** START OF PROVIDED RECORDS **

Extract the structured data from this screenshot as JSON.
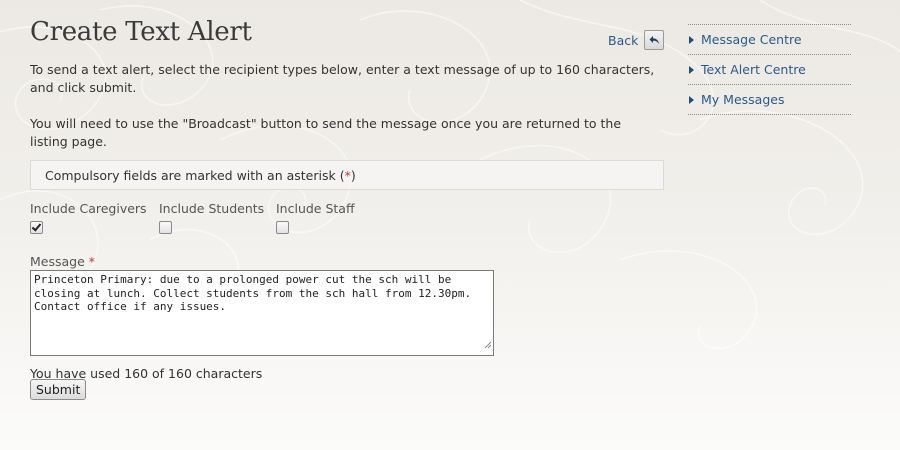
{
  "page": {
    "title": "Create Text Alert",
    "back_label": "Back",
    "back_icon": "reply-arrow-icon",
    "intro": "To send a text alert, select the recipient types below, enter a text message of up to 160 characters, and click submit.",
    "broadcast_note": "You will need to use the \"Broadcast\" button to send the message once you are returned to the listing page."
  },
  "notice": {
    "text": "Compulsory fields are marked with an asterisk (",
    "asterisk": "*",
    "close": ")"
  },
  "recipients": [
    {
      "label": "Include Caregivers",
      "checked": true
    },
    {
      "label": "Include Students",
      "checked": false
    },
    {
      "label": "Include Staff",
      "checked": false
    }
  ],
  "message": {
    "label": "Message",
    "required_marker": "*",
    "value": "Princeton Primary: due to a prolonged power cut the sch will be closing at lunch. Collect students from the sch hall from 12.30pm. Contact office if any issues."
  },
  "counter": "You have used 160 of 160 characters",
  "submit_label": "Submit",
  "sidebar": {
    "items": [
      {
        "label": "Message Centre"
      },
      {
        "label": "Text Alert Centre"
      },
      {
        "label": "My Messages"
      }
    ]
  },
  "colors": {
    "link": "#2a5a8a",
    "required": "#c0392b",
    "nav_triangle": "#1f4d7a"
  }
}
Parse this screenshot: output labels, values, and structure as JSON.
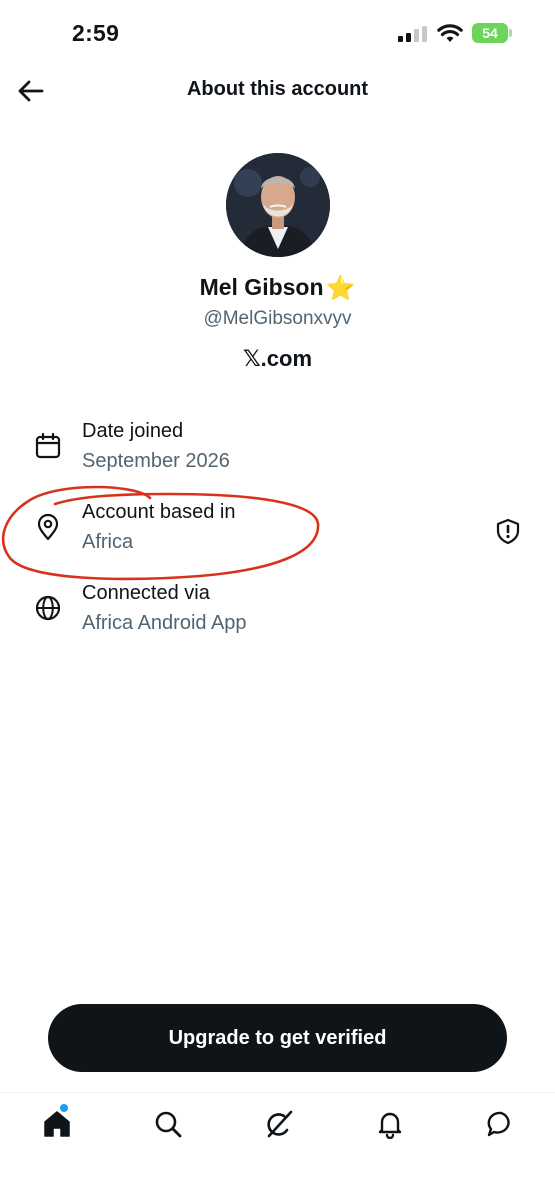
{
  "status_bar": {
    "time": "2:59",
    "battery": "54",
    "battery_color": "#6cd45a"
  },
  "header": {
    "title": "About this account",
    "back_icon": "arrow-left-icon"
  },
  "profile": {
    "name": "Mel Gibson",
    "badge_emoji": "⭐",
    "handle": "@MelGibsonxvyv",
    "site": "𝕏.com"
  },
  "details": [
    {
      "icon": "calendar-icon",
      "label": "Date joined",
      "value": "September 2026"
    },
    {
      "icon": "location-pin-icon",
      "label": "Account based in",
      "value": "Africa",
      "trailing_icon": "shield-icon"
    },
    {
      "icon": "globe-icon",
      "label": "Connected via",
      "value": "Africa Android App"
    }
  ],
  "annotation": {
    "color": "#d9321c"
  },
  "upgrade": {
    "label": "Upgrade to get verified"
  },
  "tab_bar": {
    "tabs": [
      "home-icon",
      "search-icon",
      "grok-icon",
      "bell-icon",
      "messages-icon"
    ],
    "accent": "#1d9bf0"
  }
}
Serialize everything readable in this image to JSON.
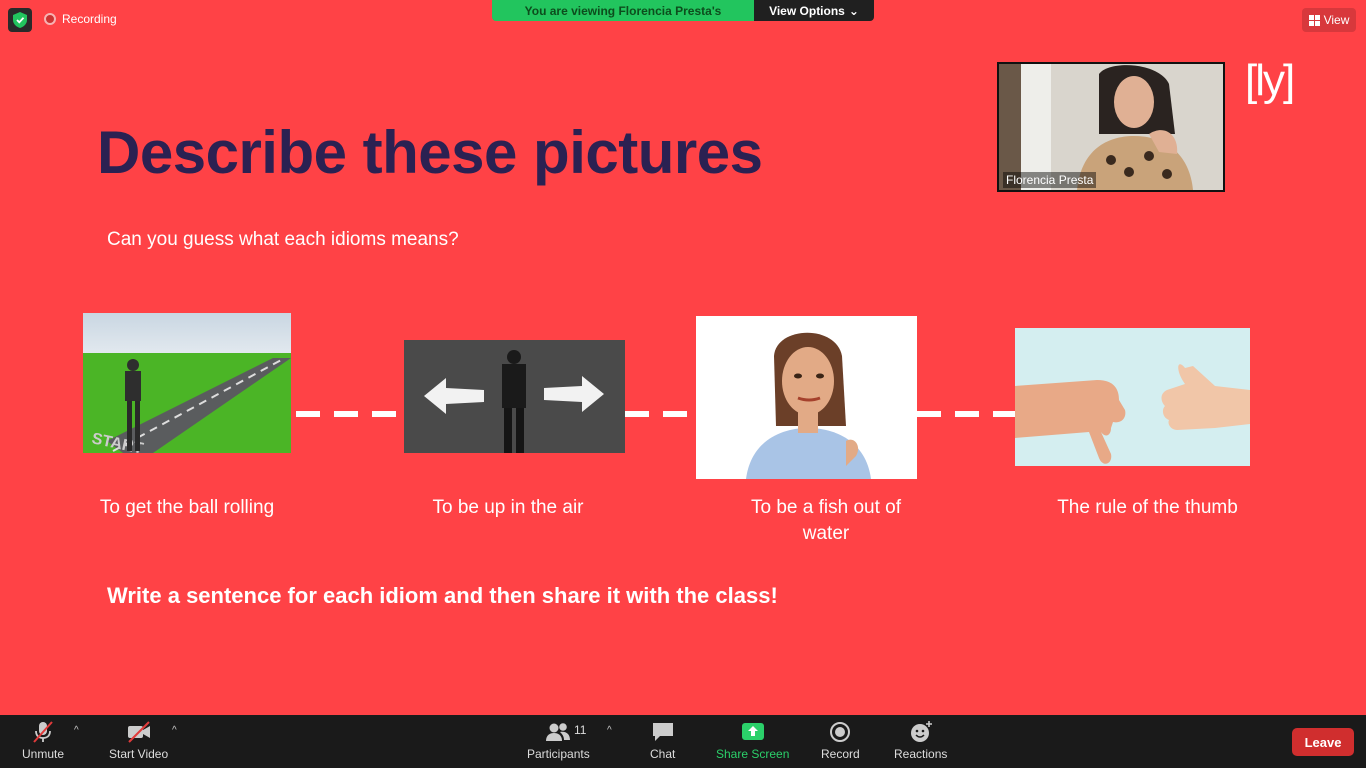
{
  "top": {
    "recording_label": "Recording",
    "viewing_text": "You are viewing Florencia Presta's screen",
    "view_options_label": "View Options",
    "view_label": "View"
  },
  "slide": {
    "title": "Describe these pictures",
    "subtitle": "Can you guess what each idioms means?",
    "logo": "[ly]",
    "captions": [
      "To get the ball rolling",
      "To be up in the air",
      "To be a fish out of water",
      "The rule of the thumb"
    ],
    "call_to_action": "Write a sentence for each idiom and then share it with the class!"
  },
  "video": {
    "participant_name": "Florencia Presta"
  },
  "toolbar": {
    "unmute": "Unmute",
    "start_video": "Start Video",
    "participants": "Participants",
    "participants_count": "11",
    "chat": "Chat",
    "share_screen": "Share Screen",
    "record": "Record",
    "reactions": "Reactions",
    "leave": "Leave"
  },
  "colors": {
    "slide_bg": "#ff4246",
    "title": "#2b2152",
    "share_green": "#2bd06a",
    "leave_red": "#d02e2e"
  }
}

** END OF PROVIDED RECORDS **

Return each line with "JSON".

> **SOLUTION TO THE PROBLEM**:
Extract the structured data from this screenshot as JSON.
Parse this screenshot: output labels, values, and structure as JSON.
Serialize everything readable in this image to JSON.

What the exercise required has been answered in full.